## Requirements
Copy every line that holds "Soil".

## Input rows
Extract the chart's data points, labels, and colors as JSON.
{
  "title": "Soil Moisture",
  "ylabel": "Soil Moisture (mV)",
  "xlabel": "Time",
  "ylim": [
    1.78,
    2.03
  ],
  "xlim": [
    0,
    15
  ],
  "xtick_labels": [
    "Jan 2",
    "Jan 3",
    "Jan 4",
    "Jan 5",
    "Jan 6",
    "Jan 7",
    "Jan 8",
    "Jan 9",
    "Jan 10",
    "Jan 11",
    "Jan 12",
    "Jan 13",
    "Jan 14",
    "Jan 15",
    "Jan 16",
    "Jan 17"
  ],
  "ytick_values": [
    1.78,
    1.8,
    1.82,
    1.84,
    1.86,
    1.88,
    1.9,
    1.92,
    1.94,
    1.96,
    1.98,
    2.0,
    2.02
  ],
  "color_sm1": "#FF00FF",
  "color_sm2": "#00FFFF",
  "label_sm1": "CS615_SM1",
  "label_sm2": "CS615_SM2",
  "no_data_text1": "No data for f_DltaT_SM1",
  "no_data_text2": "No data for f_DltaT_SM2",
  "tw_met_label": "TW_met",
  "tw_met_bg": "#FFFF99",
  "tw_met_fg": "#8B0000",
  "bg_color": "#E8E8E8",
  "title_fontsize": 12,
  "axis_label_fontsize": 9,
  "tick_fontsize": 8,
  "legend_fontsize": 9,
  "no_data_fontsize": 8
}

* * *

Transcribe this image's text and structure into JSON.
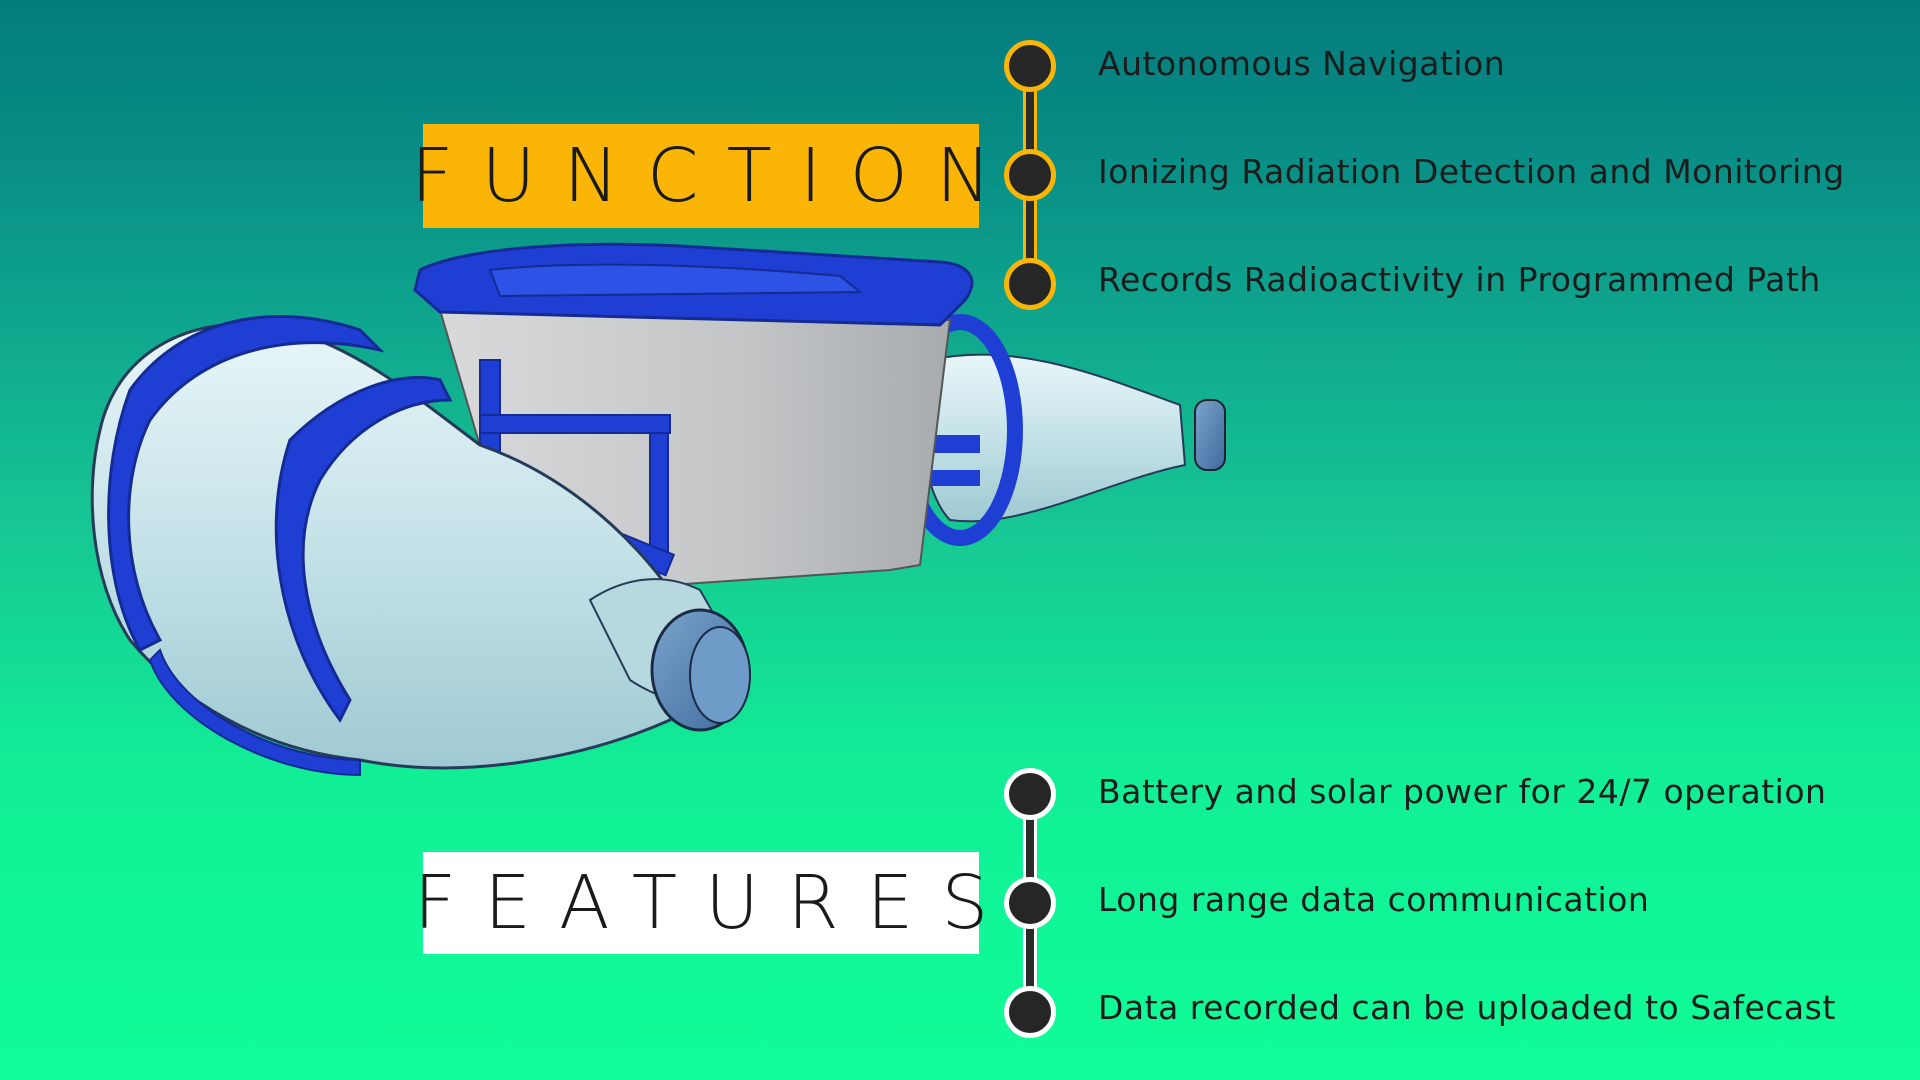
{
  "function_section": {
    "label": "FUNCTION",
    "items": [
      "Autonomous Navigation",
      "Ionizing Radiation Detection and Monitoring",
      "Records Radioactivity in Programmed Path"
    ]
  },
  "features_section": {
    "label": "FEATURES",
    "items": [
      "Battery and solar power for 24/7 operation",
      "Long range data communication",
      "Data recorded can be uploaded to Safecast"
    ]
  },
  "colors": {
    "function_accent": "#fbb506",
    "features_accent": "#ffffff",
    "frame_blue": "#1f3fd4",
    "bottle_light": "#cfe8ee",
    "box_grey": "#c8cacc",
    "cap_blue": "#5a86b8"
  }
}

## Reply
  "title": "Soil Moisture",
  "ylabel": "Soil Moisture (mV)",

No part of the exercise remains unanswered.